* SOURCE PASSAGE
---
Wildrose urges auditor to probe NDP's handling of electricity file
JAMES WOOD, CALGARY HERALD, CALGARY HERALD 12.22.2016
power_plant_web / CALGARY HERALD
Alberta Energy Minister Marg McCuaig-Boyd. / CALGARY HERALD
The Wildrose is calling on Alberta’s auditor general to investigate what it says is interference by the NDP government with an independent agency that has potentially cost taxpayers millions of dollars.
Opposition electricity and renewables critic Don MacIntyre said in a letter to auditor general Merwan Saher Thursday that documents obtained by the Wildrose through freedom of information requests show the government improperly meddling with the work of the Balancing Pool, an agency formed to manage power agreements in Alberta’s deregulated electricity market.
The Balancing Pool has been at the centre of an ongoing dispute over the last year as utilities returned money-losing power purchase arrangements (PPAs) to the agency in response to the NDP’s increase of the province’s carbon levy on large emitters last Jan. 1, prompting legal action by the province.
The internal documents and emails obtained by Wildrose show Balancing Pool officials repeatedly warning that the organization would become insolvent by the end of the year because of the PPAs. While the agency wanted to scrap the existing consumer allocation — a monthly payout to Alberta residents and business — and implement a consumer charge to avoid default, officials in the documents discuss the NDP government preventing them from taking that action, at a $17-million monthly cost to the agency.
“The underlying theme is that the minister’s office and the premier’s office knowingly interfered in the conduct of the Balancing Pool, who have a legal mandate to operate in a certain way,” said MacIntyre in an interview.
“They specifically interfered and stopped the Balancing Pool from carrying out its fiduciary responsibility. And there is a question in my mind of even potential illegality — not just the unethical side of it — but is it even legal for the government to do that.”
In an Aug. 12, 2016, letter to Energy Minister Marg McCuaig-Boyd, Balancing Pool chair William Stedman noted the agency had repeatedly received verbal instructions from the government on issues such as the consumer allocations, “which cause us to be unable to fulfil our mandated duties.”
“The board is deeply concerned regarding the Balancing Pool’s ability to fulfil its mandated duties as set forth in the Electric Utilities Act, the Balancing Pool Regulation and under the PPAs,” wrote Stedman, who has since resigned from the board.
“Accordingly, we respectfully request that, if we are to deviate from our stated mandate, Minister provide clear written instructions to that effect.”
Another email sees an official saying they are awaiting a decision from Premier Rachel Notley herself on the consumer allocation.
Other documents discuss the Balancing Pool wanting to accept the terminations of the PPAs but the government asking it to refrain.
The government ultimately authorized a $70-million grant to the Balancing Pool to underwrite its losses and subsequently passed legislation this fall to allow the agency to borrow to cover its losses. Balancing Pool president Bruce Roberts said the organization did not need to use the initial $70 million loan but borrowing — along with a new monthly charge as of Jan. 1 — will be required in 2017 to remain financially solvent.
---
* REQUIRED TASKS
**A)** In the news article, copy the passage from "Wildrose urges auditor" to "millions of dollars." word for word.
**B)** Sum up the news article in two sentences.
---
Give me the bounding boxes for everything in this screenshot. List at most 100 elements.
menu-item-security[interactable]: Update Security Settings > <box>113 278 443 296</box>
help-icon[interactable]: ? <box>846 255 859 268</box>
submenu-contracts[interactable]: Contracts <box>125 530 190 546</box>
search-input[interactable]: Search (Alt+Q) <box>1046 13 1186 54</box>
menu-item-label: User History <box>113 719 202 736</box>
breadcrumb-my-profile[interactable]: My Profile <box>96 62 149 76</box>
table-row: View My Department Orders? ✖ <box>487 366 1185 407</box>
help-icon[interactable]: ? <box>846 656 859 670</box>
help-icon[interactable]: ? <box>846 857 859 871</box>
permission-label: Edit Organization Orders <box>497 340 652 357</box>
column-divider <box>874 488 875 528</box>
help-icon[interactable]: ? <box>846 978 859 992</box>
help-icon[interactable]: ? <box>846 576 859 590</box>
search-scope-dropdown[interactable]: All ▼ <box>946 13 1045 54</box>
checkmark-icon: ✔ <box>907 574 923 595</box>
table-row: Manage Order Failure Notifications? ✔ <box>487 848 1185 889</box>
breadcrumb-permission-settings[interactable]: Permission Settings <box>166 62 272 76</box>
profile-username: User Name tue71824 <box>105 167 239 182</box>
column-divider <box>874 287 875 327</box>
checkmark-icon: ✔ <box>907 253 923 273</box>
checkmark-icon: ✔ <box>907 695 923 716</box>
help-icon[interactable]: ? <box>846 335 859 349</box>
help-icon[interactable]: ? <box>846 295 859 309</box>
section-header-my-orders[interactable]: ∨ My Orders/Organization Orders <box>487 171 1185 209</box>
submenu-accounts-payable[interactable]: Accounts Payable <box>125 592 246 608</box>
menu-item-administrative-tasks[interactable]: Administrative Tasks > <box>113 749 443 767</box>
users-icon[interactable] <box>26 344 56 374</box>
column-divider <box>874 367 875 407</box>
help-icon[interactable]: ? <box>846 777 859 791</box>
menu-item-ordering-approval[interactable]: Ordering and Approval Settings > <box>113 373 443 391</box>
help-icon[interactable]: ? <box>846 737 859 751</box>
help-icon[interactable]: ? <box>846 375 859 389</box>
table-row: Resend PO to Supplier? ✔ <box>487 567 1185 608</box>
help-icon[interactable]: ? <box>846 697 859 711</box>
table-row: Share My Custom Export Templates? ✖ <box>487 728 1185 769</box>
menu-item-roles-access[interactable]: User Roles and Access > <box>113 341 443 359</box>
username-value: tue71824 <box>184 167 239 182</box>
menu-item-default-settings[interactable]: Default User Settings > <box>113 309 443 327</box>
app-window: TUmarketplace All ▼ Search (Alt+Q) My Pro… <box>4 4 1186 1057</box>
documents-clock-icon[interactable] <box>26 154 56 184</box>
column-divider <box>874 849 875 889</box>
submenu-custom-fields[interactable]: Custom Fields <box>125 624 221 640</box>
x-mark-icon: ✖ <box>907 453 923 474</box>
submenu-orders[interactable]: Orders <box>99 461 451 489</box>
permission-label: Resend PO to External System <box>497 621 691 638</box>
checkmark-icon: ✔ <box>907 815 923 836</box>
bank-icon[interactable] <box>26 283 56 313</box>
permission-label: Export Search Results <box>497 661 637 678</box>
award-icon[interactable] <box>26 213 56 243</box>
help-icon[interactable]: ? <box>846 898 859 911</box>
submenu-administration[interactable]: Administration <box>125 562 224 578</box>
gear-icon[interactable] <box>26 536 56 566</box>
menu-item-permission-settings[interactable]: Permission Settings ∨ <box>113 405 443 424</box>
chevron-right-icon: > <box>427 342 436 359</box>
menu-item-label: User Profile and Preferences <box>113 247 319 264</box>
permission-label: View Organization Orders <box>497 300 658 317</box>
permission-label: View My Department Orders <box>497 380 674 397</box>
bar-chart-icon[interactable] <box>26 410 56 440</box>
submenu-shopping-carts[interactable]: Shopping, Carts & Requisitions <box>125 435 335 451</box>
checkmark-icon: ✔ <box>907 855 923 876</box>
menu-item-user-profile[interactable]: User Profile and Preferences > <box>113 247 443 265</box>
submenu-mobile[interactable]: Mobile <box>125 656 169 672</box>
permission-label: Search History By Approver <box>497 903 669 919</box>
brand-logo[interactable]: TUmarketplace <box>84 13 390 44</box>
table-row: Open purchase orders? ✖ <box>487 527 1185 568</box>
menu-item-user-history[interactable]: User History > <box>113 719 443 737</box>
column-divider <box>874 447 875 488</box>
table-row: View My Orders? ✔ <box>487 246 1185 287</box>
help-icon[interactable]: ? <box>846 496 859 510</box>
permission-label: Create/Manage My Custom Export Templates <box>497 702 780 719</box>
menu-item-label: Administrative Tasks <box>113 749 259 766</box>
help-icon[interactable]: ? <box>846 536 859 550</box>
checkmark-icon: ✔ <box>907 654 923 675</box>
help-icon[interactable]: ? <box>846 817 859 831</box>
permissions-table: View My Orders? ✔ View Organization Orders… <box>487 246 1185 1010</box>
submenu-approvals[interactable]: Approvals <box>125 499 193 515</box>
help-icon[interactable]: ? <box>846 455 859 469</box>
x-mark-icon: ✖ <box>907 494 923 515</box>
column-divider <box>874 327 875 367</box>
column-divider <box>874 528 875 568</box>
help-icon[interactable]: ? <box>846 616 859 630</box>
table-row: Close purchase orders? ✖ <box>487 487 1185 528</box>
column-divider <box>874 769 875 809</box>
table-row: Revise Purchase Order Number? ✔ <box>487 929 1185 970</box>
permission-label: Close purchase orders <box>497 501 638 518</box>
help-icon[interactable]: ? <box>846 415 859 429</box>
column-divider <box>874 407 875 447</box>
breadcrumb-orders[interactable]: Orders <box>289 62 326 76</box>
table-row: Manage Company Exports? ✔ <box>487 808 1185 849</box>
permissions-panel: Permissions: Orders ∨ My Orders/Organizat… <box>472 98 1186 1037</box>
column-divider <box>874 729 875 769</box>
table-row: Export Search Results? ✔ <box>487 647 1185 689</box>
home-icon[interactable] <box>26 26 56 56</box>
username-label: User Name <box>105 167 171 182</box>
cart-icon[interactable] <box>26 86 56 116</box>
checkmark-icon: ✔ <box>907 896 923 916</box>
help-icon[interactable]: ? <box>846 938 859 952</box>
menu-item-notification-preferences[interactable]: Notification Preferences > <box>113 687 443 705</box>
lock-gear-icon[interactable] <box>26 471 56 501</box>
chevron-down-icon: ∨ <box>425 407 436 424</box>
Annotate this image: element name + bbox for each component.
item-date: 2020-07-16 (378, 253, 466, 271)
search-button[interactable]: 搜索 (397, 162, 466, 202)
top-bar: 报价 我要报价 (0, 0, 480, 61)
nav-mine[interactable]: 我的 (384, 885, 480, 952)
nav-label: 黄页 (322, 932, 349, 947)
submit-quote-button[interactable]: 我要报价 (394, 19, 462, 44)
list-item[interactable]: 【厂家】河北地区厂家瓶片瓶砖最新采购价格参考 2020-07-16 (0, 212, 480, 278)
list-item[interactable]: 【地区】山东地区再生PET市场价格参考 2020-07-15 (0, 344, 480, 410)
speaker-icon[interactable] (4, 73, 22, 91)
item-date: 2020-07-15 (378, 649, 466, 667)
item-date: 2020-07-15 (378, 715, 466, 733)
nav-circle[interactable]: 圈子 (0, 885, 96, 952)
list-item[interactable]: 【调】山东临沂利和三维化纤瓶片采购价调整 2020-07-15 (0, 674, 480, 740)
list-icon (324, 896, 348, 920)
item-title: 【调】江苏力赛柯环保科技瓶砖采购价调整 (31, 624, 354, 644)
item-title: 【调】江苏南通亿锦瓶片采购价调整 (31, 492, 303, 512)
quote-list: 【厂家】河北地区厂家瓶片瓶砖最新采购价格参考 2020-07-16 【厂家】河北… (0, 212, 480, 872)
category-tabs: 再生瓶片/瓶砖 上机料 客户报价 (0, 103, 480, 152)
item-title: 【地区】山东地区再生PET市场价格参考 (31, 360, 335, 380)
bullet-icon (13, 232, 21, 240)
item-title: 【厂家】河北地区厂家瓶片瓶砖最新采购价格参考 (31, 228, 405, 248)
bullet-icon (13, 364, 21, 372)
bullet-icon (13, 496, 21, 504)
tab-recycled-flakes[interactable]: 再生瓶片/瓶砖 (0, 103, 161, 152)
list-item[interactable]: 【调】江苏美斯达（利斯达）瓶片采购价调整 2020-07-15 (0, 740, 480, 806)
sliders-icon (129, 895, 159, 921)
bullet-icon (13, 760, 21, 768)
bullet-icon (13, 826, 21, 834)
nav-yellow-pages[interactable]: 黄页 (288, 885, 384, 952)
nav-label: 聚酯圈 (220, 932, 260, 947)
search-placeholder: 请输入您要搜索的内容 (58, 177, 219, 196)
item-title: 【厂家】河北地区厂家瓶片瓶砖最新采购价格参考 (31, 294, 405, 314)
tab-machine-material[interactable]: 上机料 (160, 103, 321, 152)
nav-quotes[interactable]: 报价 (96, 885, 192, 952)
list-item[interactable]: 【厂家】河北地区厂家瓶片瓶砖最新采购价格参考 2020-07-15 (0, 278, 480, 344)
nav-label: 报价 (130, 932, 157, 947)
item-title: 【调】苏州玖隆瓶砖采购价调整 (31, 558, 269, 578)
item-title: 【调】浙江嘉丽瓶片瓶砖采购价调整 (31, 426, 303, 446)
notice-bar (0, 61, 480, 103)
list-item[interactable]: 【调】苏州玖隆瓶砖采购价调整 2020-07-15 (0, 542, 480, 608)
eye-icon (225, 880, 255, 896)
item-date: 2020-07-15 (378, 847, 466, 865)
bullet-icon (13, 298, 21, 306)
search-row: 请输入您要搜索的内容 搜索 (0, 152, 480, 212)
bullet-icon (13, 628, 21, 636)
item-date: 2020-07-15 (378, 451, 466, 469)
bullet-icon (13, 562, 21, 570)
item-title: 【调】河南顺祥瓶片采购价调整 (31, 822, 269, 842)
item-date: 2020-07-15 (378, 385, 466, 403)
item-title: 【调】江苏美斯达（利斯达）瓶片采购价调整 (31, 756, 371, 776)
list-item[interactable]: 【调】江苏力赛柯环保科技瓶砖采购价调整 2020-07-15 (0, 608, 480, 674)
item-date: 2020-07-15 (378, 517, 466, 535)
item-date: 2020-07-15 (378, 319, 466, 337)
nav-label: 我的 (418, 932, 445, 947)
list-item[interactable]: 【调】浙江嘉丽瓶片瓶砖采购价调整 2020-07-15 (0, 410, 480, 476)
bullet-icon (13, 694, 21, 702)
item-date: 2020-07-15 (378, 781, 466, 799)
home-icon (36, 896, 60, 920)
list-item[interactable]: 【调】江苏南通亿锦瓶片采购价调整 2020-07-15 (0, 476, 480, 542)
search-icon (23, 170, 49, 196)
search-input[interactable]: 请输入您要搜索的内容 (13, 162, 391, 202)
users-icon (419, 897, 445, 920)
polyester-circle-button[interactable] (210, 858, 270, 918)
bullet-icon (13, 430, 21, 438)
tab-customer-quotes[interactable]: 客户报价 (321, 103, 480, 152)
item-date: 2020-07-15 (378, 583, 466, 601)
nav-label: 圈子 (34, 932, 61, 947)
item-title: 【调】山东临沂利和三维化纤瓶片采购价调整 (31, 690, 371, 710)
---
* EXERCISE ANSWERS
**A)**
Wildrose urges auditor to probe NDP's handling of electricity file
JAMES WOOD, CALGARY HERALD, CALGARY HERALD 12.22.2016
power_plant_web / CALGARY HERALD
Alberta Energy Minister Marg McCuaig-Boyd. / CALGARY HERALD
The Wildrose is calling on Alberta’s auditor general to investigate what it says is interference by the NDP government with an independent agency that has potentially cost taxpayers millions of dollars.

**B)** The Wildrose has asked Alberta's auditor general to investigate what it says is NDP government interference with the Balancing Pool, an agency formed to manage power agreements in Alberta's deregulated electricity market. Documents the party obtained through freedom of information requests show Balancing Pool officials warning of insolvency and saying the government stopped them from replacing the consumer allocation with a consumer charge, at a $17-million monthly cost to the agency.